Ahlaklılık olarak görülen kavramlar (örn. giyinme) hem her toplumda özdeş olsa da bu kavramların yaşanış biçimi ve ölçüsü toplumdan topluma çok belirgin farklar içerebilir. İnsanlık tarihi boyunca gelişen ve yazılı olmayan kurallar halinde uygulanan ahlak kuralları toplum içindeki dayanışmayı sağlamaya yöneliktir. Ahlak kurallarının yasalardan farkı, uygulanmaması durumunda net bir cezası olmamasıdır. Ergenlikte gelişimi hızlanan bilişsel işlevler ile paralel olarak ergen ahlak kurallarının da anlamını ve işlevini kavramaya başlar. Ergen bir taraftan ahlak kurallarını anlar ve içselleştirirken, bir yandan da bu kurallardaki ölçülerin göreceliliğini de fark eder (Karabekiroğlu, 2015: 96- 97).

• _Görev tanımı_
Ahlak konulu metinde ahlak kuralları için belirtilen özelliklerin hepsini madde madde yazın. Kayıtların metinle hiçbir ilgisi yoktur.

• _Sağlanan kayıtlar_
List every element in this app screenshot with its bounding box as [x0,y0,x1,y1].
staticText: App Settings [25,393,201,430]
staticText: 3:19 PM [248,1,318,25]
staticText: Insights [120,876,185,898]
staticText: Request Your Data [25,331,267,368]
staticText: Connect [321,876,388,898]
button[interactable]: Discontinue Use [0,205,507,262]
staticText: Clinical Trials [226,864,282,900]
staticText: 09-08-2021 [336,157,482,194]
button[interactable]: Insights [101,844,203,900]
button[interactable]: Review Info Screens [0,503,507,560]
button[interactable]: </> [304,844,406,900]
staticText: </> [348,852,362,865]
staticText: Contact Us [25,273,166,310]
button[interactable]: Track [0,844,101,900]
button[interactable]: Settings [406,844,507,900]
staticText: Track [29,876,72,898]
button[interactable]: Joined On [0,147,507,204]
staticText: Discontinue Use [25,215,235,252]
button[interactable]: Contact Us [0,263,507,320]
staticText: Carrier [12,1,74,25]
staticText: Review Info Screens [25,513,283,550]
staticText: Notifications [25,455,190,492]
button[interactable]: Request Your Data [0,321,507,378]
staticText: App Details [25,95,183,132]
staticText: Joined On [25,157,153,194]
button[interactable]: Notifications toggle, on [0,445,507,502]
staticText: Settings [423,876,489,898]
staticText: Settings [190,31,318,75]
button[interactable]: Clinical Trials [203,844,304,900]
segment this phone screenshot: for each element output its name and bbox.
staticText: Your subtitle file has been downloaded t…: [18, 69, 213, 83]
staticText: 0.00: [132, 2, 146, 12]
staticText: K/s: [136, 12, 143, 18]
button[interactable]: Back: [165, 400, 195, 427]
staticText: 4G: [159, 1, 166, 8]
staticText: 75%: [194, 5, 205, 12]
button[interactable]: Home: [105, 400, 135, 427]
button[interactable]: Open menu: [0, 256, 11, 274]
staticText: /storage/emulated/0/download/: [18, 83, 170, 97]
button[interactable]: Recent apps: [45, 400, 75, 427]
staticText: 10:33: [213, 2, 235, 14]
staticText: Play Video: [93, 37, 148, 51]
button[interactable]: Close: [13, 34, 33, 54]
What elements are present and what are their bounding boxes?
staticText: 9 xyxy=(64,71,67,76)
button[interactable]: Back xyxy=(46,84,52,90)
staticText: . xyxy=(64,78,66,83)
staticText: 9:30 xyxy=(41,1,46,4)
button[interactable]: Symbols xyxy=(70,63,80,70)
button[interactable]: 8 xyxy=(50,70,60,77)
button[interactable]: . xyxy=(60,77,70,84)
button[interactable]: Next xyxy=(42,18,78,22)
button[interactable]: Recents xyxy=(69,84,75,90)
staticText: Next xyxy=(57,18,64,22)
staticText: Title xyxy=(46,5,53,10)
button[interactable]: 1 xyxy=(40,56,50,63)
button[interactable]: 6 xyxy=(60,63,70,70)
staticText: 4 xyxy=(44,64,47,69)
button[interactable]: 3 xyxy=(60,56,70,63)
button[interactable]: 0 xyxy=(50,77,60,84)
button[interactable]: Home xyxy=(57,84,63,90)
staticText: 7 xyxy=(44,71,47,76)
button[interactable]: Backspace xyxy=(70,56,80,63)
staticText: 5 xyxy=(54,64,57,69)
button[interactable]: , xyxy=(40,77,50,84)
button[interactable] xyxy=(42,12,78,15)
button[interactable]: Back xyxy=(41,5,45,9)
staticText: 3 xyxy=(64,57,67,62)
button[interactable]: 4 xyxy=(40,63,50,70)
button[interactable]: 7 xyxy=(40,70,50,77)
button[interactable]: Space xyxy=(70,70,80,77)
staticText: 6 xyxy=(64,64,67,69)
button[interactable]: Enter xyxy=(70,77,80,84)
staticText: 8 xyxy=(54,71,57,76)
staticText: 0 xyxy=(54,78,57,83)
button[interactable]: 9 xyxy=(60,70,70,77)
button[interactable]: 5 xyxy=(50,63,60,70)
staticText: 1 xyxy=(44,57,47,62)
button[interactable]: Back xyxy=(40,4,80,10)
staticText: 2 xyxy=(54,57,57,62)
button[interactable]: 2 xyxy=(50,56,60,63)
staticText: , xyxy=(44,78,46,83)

• _Tamamlanmış yanıt_
- İnsanlık tarihi boyunca gelişmiştir.
- Yazılı olmayan kurallar hâlinde uygulanır.
- Toplum içindeki dayanışmayı sağlamaya yöneliktir.
- Uygulanmadığında net bir cezası yoktur.